Repeat the data that follows, word for word, without the images.

§

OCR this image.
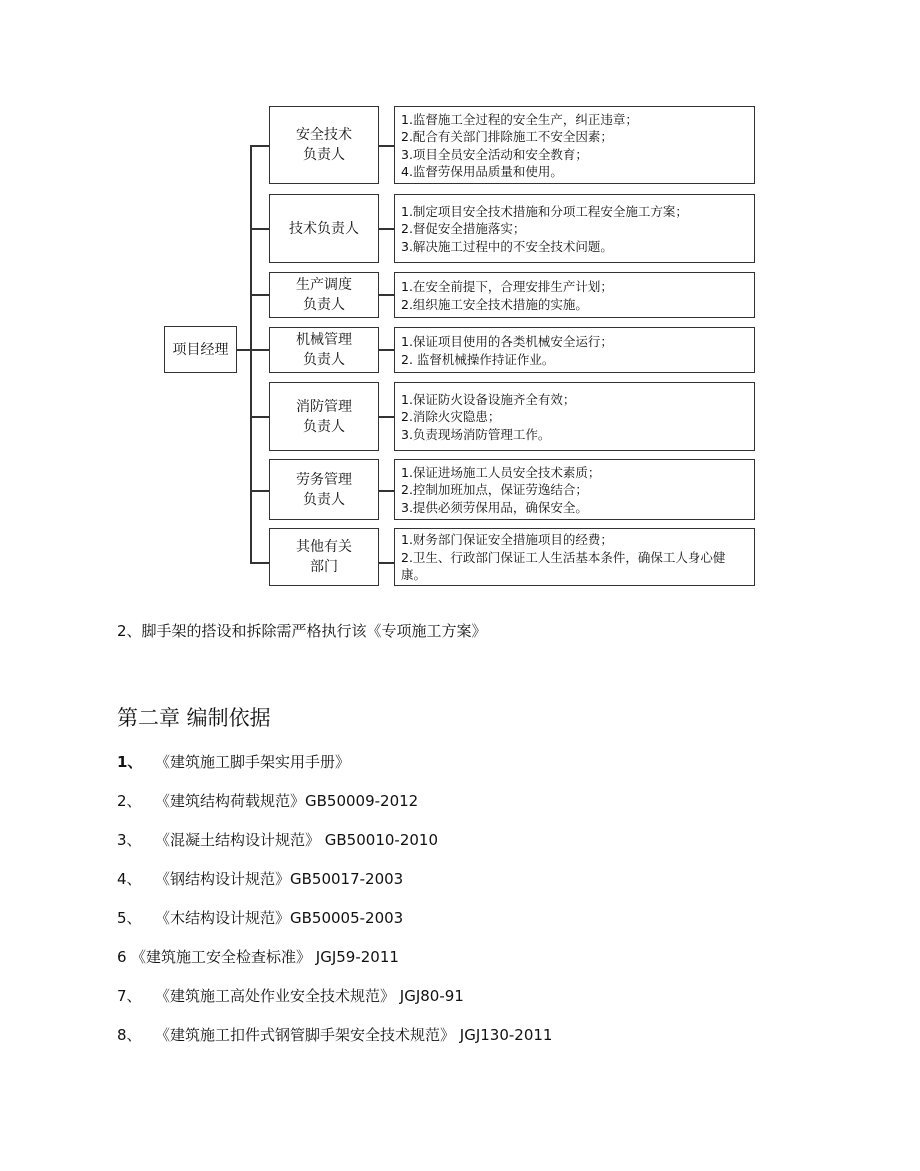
项目经理
安全技术
负责人
1.监督施工全过程的安全生产，纠正违章；
2.配合有关部门排除施工不安全因素；
3.项目全员安全活动和安全教育；
4.监督劳保用品质量和使用。
技术负责人
1.制定项目安全技术措施和分项工程安全施工方案；
2.督促安全措施落实；
3.解决施工过程中的不安全技术问题。
生产调度
负责人
1.在安全前提下，合理安排生产计划；
2.组织施工安全技术措施的实施。
机械管理
负责人
1.保证项目使用的各类机械安全运行；
2. 监督机械操作持证作业。
消防管理
负责人
1.保证防火设备设施齐全有效；
2.消除火灾隐患；
3.负责现场消防管理工作。
劳务管理
负责人
1.保证进场施工人员安全技术素质；
2.控制加班加点，保证劳逸结合；
3.提供必须劳保用品，确保安全。
其他有关
部门
1.财务部门保证安全措施项目的经费；
2.卫生、行政部门保证工人生活基本条件，确保工人身心健康。
2、脚手架的搭设和拆除需严格执行该《专项施工方案》
第二章 编制依据
1、 《建筑施工脚手架实用手册》
2、 《建筑结构荷载规范》GB50009-2012
3、 《混凝土结构设计规范》 GB50010-2010
4、 《钢结构设计规范》GB50017-2003
5、 《木结构设计规范》GB50005-2003
6 《建筑施工安全检查标准》 JGJ59-2011
7、 《建筑施工高处作业安全技术规范》 JGJ80-91
8、 《建筑施工扣件式钢管脚手架安全技术规范》 JGJ130-2011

§

The answer:
OCR this image.
项目经理
安全技术
负责人
1.监督施工全过程的安全生产，纠正违章；
2.配合有关部门排除施工不安全因素；
3.项目全员安全活动和安全教育；
4.监督劳保用品质量和使用。
技术负责人
1.制定项目安全技术措施和分项工程安全施工方案；
2.督促安全措施落实；
3.解决施工过程中的不安全技术问题。
生产调度
负责人
1.在安全前提下，合理安排生产计划；
2.组织施工安全技术措施的实施。
机械管理
负责人
1.保证项目使用的各类机械安全运行；
2. 监督机械操作持证作业。
消防管理
负责人
1.保证防火设备设施齐全有效；
2.消除火灾隐患；
3.负责现场消防管理工作。
劳务管理
负责人
1.保证进场施工人员安全技术素质；
2.控制加班加点，保证劳逸结合；
3.提供必须劳保用品，确保安全。
其他有关
部门
1.财务部门保证安全措施项目的经费；
2.卫生、行政部门保证工人生活基本条件，确保工人身心健康。
2、脚手架的搭设和拆除需严格执行该《专项施工方案》
第二章 编制依据
1、 《建筑施工脚手架实用手册》
2、 《建筑结构荷载规范》GB50009-2012
3、 《混凝土结构设计规范》 GB50010-2010
4、 《钢结构设计规范》GB50017-2003
5、 《木结构设计规范》GB50005-2003
6 《建筑施工安全检查标准》 JGJ59-2011
7、 《建筑施工高处作业安全技术规范》 JGJ80-91
8、 《建筑施工扣件式钢管脚手架安全技术规范》 JGJ130-2011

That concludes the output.